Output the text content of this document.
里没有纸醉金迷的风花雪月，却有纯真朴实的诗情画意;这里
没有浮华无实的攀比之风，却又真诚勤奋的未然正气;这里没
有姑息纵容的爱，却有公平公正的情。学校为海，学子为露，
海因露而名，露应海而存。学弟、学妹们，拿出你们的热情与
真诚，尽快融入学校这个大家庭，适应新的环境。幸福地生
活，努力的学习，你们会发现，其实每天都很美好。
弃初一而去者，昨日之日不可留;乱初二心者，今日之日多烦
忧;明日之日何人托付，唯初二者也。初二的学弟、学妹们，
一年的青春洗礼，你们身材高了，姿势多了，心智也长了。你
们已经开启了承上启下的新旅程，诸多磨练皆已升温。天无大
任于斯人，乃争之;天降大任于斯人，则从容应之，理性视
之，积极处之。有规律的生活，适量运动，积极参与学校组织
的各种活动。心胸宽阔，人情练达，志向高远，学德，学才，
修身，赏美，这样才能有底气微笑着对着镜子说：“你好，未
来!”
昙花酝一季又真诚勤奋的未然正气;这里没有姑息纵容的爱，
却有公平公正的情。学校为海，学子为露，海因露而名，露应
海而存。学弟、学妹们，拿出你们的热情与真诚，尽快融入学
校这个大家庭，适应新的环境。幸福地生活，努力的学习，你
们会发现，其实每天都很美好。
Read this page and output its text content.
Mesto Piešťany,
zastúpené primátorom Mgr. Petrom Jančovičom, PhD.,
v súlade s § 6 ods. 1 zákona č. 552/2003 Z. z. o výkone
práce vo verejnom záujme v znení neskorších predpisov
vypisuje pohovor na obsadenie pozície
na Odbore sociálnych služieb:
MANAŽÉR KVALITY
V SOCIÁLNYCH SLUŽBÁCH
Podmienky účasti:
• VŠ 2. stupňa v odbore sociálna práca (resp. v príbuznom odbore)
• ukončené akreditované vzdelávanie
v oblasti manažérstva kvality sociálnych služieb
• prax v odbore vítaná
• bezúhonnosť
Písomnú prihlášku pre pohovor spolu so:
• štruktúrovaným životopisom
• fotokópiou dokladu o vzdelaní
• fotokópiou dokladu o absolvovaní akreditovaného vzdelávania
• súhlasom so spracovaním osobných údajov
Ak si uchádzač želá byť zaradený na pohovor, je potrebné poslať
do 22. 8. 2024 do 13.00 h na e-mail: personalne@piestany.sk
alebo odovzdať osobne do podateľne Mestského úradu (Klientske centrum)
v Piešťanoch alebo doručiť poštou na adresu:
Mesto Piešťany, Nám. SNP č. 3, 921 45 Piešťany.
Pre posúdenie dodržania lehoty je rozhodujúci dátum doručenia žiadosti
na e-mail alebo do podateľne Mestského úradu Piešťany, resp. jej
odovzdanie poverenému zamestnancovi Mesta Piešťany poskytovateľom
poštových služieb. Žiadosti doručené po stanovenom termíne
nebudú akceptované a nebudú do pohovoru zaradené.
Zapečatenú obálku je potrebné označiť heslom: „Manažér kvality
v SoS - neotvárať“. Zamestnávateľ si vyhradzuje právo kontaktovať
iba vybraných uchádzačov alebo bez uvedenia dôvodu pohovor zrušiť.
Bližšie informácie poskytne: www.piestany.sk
-*-
# Written exercise
Report how many lines in these entries contain "podateľne". Answer with the number only.

# Solution
2